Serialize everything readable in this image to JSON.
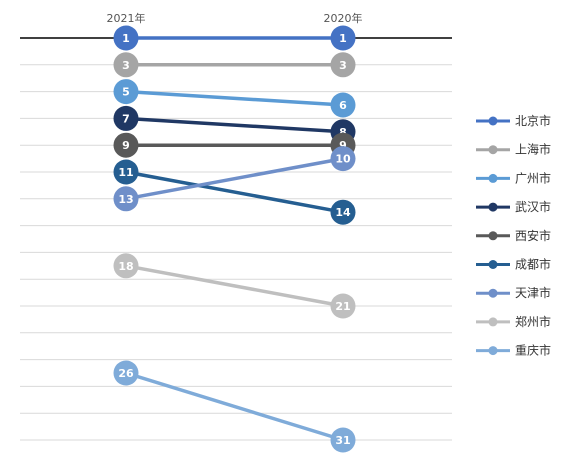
{
  "chart_data": {
    "type": "line",
    "categories": [
      "2021年",
      "2020年"
    ],
    "ylim": [
      1,
      31
    ],
    "y_reversed": true,
    "grid": true,
    "legend_position": "right",
    "series": [
      {
        "name": "北京市",
        "values": [
          1,
          1
        ],
        "color": "#4472C4"
      },
      {
        "name": "上海市",
        "values": [
          3,
          3
        ],
        "color": "#A5A5A5"
      },
      {
        "name": "广州市",
        "values": [
          5,
          6
        ],
        "color": "#5B9BD5"
      },
      {
        "name": "武汉市",
        "values": [
          7,
          8
        ],
        "color": "#203864"
      },
      {
        "name": "西安市",
        "values": [
          9,
          9
        ],
        "color": "#595959"
      },
      {
        "name": "成都市",
        "values": [
          11,
          14
        ],
        "color": "#255E91"
      },
      {
        "name": "天津市",
        "values": [
          13,
          10
        ],
        "color": "#6F8FC9"
      },
      {
        "name": "郑州市",
        "values": [
          18,
          21
        ],
        "color": "#BFBFBF"
      },
      {
        "name": "重庆市",
        "values": [
          26,
          31
        ],
        "color": "#7FABD9"
      }
    ]
  }
}
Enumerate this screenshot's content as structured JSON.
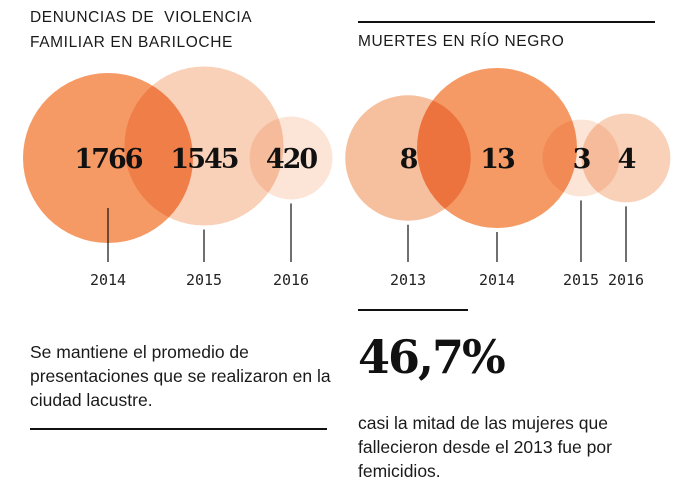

────

Look for "name" and pull out every line that has it.

Result below
        "name": "北京市",
        "name": "上海市",
        "name": "广州市",
        "name": "武汉市",
        "name": "西安市",
        "name": "成都市",
        "name": "天津市",
        "name": "郑州市",
        "name": "重庆市",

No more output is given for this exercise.